Write out every entry precisely as given, leaving the pictures out.

_ _ _ _

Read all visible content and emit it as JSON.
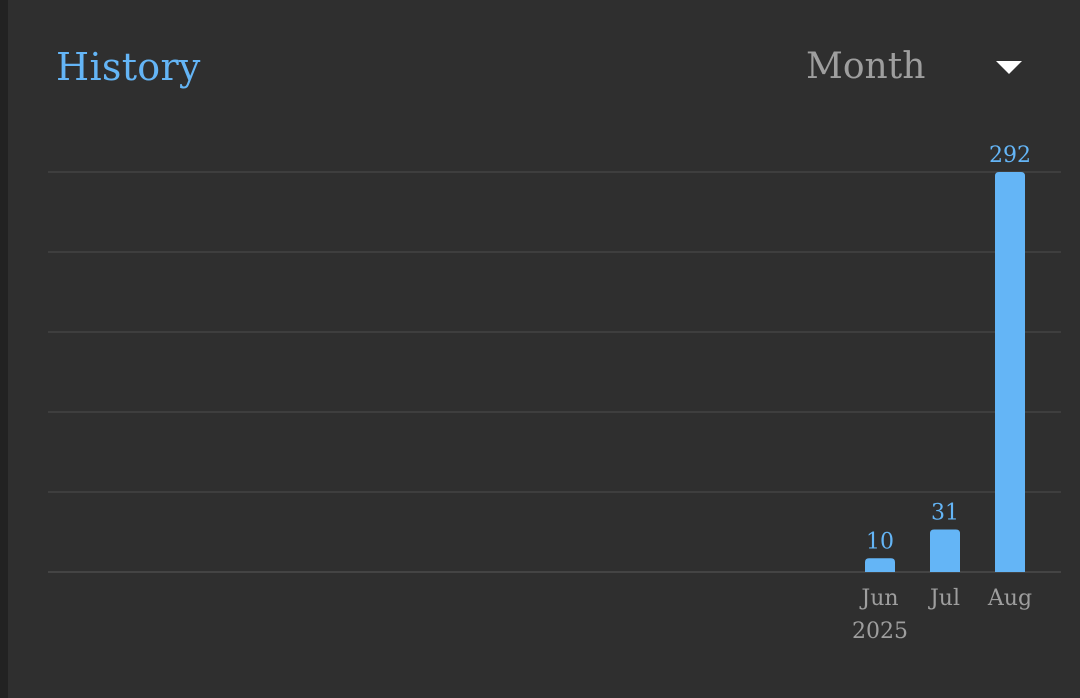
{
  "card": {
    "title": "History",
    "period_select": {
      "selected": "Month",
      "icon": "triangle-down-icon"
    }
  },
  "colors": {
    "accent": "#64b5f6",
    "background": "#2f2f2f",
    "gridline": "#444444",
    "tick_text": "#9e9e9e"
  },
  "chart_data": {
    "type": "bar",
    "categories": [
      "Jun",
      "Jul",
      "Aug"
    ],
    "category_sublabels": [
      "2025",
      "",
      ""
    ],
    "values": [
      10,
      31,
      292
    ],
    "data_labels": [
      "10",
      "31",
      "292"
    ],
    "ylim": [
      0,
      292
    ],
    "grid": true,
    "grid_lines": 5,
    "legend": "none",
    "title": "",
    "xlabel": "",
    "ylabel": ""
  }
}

_ _ _ _

▶ **THE SOLUTION**
Read all visible content and emit it as JSON.
{
  "card": {
    "title": "History",
    "period_select": {
      "selected": "Month",
      "icon": "triangle-down-icon"
    }
  },
  "colors": {
    "accent": "#64b5f6",
    "background": "#2f2f2f",
    "gridline": "#444444",
    "tick_text": "#9e9e9e"
  },
  "chart_data": {
    "type": "bar",
    "categories": [
      "Jun",
      "Jul",
      "Aug"
    ],
    "category_sublabels": [
      "2025",
      "",
      ""
    ],
    "values": [
      10,
      31,
      292
    ],
    "data_labels": [
      "10",
      "31",
      "292"
    ],
    "ylim": [
      0,
      292
    ],
    "grid": true,
    "grid_lines": 5,
    "legend": "none",
    "title": "",
    "xlabel": "",
    "ylabel": ""
  }
}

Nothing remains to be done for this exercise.